__RECORDS PROVIDED__.
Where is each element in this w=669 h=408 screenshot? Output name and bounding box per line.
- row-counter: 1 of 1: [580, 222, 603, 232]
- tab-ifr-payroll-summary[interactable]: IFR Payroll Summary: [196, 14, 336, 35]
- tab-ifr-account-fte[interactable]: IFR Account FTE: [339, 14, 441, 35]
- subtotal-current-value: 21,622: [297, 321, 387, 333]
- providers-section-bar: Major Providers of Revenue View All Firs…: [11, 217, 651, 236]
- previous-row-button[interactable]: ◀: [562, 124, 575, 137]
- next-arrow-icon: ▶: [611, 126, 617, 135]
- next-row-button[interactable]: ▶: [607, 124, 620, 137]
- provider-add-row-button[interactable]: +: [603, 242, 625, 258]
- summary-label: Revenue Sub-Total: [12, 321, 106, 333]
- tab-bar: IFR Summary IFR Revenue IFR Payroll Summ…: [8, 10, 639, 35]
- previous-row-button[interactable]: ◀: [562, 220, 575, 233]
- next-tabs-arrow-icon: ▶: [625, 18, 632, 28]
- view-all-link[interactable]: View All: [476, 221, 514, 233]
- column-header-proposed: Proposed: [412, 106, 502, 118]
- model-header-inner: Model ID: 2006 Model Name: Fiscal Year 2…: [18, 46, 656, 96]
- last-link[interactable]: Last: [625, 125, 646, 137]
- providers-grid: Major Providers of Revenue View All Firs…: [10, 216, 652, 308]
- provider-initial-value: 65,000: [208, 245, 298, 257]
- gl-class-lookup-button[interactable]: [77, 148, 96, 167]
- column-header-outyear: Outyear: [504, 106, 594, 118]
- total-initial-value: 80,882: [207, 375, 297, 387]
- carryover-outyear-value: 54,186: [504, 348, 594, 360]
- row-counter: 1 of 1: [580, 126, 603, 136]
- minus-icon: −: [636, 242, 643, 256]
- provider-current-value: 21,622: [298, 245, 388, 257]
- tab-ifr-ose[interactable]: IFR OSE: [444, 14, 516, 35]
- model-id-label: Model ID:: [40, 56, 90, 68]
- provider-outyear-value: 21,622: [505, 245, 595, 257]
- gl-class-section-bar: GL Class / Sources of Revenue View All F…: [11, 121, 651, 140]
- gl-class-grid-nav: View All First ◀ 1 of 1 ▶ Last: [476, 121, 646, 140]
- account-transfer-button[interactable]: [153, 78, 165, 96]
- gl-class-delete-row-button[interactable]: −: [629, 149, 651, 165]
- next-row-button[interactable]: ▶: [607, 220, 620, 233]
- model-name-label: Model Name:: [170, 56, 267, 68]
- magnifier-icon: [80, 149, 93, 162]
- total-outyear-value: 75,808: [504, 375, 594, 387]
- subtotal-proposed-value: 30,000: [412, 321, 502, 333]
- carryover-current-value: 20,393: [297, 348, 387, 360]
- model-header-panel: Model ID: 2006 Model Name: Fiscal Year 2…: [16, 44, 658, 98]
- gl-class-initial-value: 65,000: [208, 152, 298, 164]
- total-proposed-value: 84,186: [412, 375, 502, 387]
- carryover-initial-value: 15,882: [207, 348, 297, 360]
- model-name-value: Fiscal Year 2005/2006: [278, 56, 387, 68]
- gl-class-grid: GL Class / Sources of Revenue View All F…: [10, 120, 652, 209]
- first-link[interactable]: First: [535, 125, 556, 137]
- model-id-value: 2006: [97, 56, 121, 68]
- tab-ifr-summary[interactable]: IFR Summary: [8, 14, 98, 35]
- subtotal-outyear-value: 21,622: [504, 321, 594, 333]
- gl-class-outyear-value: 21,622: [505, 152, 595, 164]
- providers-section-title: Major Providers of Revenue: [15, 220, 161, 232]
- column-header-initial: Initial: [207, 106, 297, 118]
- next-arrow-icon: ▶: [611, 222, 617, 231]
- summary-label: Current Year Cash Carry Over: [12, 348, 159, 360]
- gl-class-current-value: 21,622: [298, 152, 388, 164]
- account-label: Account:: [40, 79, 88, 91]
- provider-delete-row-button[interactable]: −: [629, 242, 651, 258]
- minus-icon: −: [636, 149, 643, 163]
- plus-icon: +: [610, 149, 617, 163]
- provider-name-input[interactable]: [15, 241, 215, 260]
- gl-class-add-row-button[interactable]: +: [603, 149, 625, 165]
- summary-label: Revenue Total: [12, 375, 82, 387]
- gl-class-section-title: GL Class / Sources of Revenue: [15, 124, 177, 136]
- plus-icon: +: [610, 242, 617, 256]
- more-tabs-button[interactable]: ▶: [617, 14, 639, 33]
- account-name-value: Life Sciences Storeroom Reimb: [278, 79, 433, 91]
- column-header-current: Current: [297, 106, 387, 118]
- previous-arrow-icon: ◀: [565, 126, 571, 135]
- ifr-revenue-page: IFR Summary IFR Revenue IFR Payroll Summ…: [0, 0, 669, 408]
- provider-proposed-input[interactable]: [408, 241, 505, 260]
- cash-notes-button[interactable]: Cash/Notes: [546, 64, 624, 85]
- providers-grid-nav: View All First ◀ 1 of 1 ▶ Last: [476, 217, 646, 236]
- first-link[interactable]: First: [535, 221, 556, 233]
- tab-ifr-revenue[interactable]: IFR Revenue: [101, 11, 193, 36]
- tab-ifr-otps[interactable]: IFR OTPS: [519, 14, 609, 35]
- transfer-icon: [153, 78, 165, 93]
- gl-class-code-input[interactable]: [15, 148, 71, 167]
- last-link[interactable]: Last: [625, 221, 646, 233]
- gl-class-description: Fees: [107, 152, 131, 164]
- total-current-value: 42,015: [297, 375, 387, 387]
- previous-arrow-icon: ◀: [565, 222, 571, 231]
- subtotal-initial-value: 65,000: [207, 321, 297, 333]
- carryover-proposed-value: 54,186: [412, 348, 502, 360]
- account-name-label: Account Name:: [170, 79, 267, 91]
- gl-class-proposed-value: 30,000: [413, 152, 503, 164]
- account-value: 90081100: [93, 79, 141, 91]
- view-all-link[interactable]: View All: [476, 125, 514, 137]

__WHAT THE EXERCISE ASKS__. Express every line of the records above as a Markdown table with the columns Row and Line. Number the rows in order and leave out any blank lines.

__SOLUTION__.
| Row | Line |
|---|---|
| 1 | Where is each element in this w=669 h=408 screenshot? Output name and bounding box per line. |
| 2 | - row-counter: 1 of 1: [580, 222, 603, 232] |
| 3 | - tab-ifr-payroll-summary[interactable]: IFR Payroll Summary: [196, 14, 336, 35] |
| 4 | - tab-ifr-account-fte[interactable]: IFR Account FTE: [339, 14, 441, 35] |
| 5 | - subtotal-current-value: 21,622: [297, 321, 387, 333] |
| 6 | - providers-section-bar: Major Providers of Revenue View All Firs…: [11, 217, 651, 236] |
| 7 | - previous-row-button[interactable]: ◀: [562, 124, 575, 137] |
| 8 | - next-arrow-icon: ▶: [611, 126, 617, 135] |
| 9 | - next-row-button[interactable]: ▶: [607, 124, 620, 137] |
| 10 | - provider-add-row-button[interactable]: +: [603, 242, 625, 258] |
| 11 | - summary-label: Revenue Sub-Total: [12, 321, 106, 333] |
| 12 | - tab-bar: IFR Summary IFR Revenue IFR Payroll Summ…: [8, 10, 639, 35] |
| 13 | - previous-row-button[interactable]: ◀: [562, 220, 575, 233] |
| 14 | - next-tabs-arrow-icon: ▶: [625, 18, 632, 28] |
| 15 | - view-all-link[interactable]: View All: [476, 221, 514, 233] |
| 16 | - column-header-proposed: Proposed: [412, 106, 502, 118] |
| 17 | - model-header-inner: Model ID: 2006 Model Name: Fiscal Year 2…: [18, 46, 656, 96] |
| 18 | - last-link[interactable]: Last: [625, 125, 646, 137] |
| 19 | - providers-grid: Major Providers of Revenue View All Firs…: [10, 216, 652, 308] |
| 20 | - provider-initial-value: 65,000: [208, 245, 298, 257] |
| 21 | - gl-class-lookup-button[interactable]: [77, 148, 96, 167] |
| 22 | - column-header-outyear: Outyear: [504, 106, 594, 118] |
| 23 | - total-initial-value: 80,882: [207, 375, 297, 387] |
| 24 | - carryover-outyear-value: 54,186: [504, 348, 594, 360] |
| 25 | - row-counter: 1 of 1: [580, 126, 603, 136] |
| 26 | - minus-icon: −: [636, 242, 643, 256] |
| 27 | - provider-current-value: 21,622: [298, 245, 388, 257] |
| 28 | - tab-ifr-ose[interactable]: IFR OSE: [444, 14, 516, 35] |
| 29 | - model-id-label: Model ID:: [40, 56, 90, 68] |
| 30 | - provider-outyear-value: 21,622: [505, 245, 595, 257] |
| 31 | - gl-class-section-bar: GL Class / Sources of Revenue View All F…: [11, 121, 651, 140] |
| 32 | - gl-class-grid-nav: View All First ◀ 1 of 1 ▶ Last: [476, 121, 646, 140] |
| 33 | - account-transfer-button[interactable]: [153, 78, 165, 96] |
| 34 | - gl-class-delete-row-button[interactable]: −: [629, 149, 651, 165] |
| 35 | - next-row-button[interactable]: ▶: [607, 220, 620, 233] |
| 36 | - model-name-label: Model Name:: [170, 56, 267, 68] |
| 37 | - magnifier-icon: [80, 149, 93, 162] |
| 38 | - total-outyear-value: 75,808: [504, 375, 594, 387] |
| 39 | - subtotal-proposed-value: 30,000: [412, 321, 502, 333] |
| 40 | - carryover-current-value: 20,393: [297, 348, 387, 360] |
| 41 | - model-header-panel: Model ID: 2006 Model Name: Fiscal Year 2…: [16, 44, 658, 98] |
| 42 | - gl-class-initial-value: 65,000: [208, 152, 298, 164] |
| 43 | - total-proposed-value: 84,186: [412, 375, 502, 387] |
| 44 | - carryover-initial-value: 15,882: [207, 348, 297, 360] |
| 45 | - model-name-value: Fiscal Year 2005/2006: [278, 56, 387, 68] |
| 46 | - gl-class-grid: GL Class / Sources of Revenue View All F…: [10, 120, 652, 209] |
| 47 | - first-link[interactable]: First: [535, 125, 556, 137] |
| 48 | - model-id-value: 2006: [97, 56, 121, 68] |
| 49 | - tab-ifr-summary[interactable]: IFR Summary: [8, 14, 98, 35] |
| 50 | - subtotal-outyear-value: 21,622: [504, 321, 594, 333] |
| 51 | - gl-class-outyear-value: 21,622: [505, 152, 595, 164] |
| 52 | - providers-section-title: Major Providers of Revenue: [15, 220, 161, 232] |
| 53 | - column-header-initial: Initial: [207, 106, 297, 118] |
| 54 | - next-arrow-icon: ▶: [611, 222, 617, 231] |
| 55 | - summary-label: Current Year Cash Carry Over: [12, 348, 159, 360] |
| 56 | - gl-class-current-value: 21,622: [298, 152, 388, 164] |
| 57 | - account-label: Account:: [40, 79, 88, 91] |
| 58 | - provider-delete-row-button[interactable]: −: [629, 242, 651, 258] |
| 59 | - minus-icon: −: [636, 149, 643, 163] |
| 60 | - plus-icon: +: [610, 149, 617, 163] |
| 61 | - provider-name-input[interactable]: [15, 241, 215, 260] |
| 62 | - gl-class-add-row-button[interactable]: +: [603, 149, 625, 165] |
| 63 | - summary-label: Revenue Total: [12, 375, 82, 387] |
| 64 | - gl-class-section-title: GL Class / Sources of Revenue: [15, 124, 177, 136] |
| 65 | - plus-icon: +: [610, 242, 617, 256] |
| 66 | - more-tabs-button[interactable]: ▶: [617, 14, 639, 33] |
| 67 | - account-name-value: Life Sciences Storeroom Reimb: [278, 79, 433, 91] |
| 68 | - column-header-current: Current: [297, 106, 387, 118] |
| 69 | - previous-arrow-icon: ◀: [565, 126, 571, 135] |
| 70 | - ifr-revenue-page: IFR Summary IFR Revenue IFR Payroll Summ…: [0, 0, 669, 408] |
| 71 | - provider-proposed-input[interactable]: [408, 241, 505, 260] |
| 72 | - cash-notes-button[interactable]: Cash/Notes: [546, 64, 624, 85] |
| 73 | - providers-grid-nav: View All First ◀ 1 of 1 ▶ Last: [476, 217, 646, 236] |
| 74 | - first-link[interactable]: First: [535, 221, 556, 233] |
| 75 | - tab-ifr-revenue[interactable]: IFR Revenue: [101, 11, 193, 36] |
| 76 | - tab-ifr-otps[interactable]: IFR OTPS: [519, 14, 609, 35] |
| 77 | - transfer-icon: [153, 78, 165, 93] |
| 78 | - gl-class-code-input[interactable]: [15, 148, 71, 167] |
| 79 | - last-link[interactable]: Last: [625, 221, 646, 233] |
| 80 | - gl-class-description: Fees: [107, 152, 131, 164] |
| 81 | - total-current-value: 42,015: [297, 375, 387, 387] |
| 82 | - previous-arrow-icon: ◀: [565, 222, 571, 231] |
| 83 | - subtotal-initial-value: 65,000: [207, 321, 297, 333] |
| 84 | - carryover-proposed-value: 54,186: [412, 348, 502, 360] |
| 85 | - account-name-label: Account Name:: [170, 79, 267, 91] |
| 86 | - gl-class-proposed-value: 30,000: [413, 152, 503, 164] |
| 87 | - account-value: 90081100: [93, 79, 141, 91] |
| 88 | - view-all-link[interactable]: View All: [476, 125, 514, 137] |